[Start Supplied data]
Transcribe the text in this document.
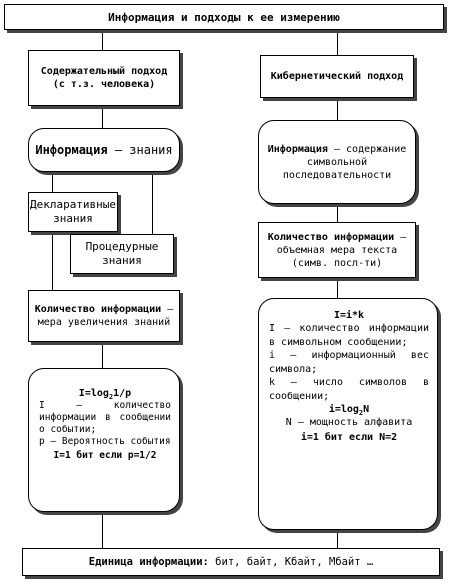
Информация и подходы к ее измерению
Содержательный подход
(с т.з. человека)
Информация – знания
Декларативные знания
Процедурные знания
Количество информации – мера увеличения знаний
$I=\log_21/p$
I – количество информации в сообщении о событии;
p – Вероятность события
I=1 бит если p=1/2
Кибернетический подход
Информация – содержание символьной последовательности
Количество информации – объемная мера текста (симв. посл-ти)
I=i*k
I – количество информации в символьном сообщении;
i – информационный вес символа;
k – число символов в сообщении;
$i=\log_2N$
N – мощность алфавита
i=1 бит если N=2
Единица информации: бит, байт, Кбайт, Мбайт …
[End Supplied data]
Work required = Pictures are to be left out; repeat all the remaining data exactly.

Result of this task =
Transcribe the text in this document.
Информация и подходы к ее измерению
Содержательный подход
(с т.з. человека)
Информация – знания
Декларативные знания
Процедурные знания
Количество информации – мера увеличения знаний
$I=\log_21/p$
I – количество информации в сообщении о событии;
p – Вероятность события
I=1 бит если p=1/2
Кибернетический подход
Информация – содержание символьной последовательности
Количество информации – объемная мера текста (симв. посл-ти)
I=i*k
I – количество информации в символьном сообщении;
i – информационный вес символа;
k – число символов в сообщении;
$i=\log_2N$
N – мощность алфавита
i=1 бит если N=2
Единица информации: бит, байт, Кбайт, Мбайт …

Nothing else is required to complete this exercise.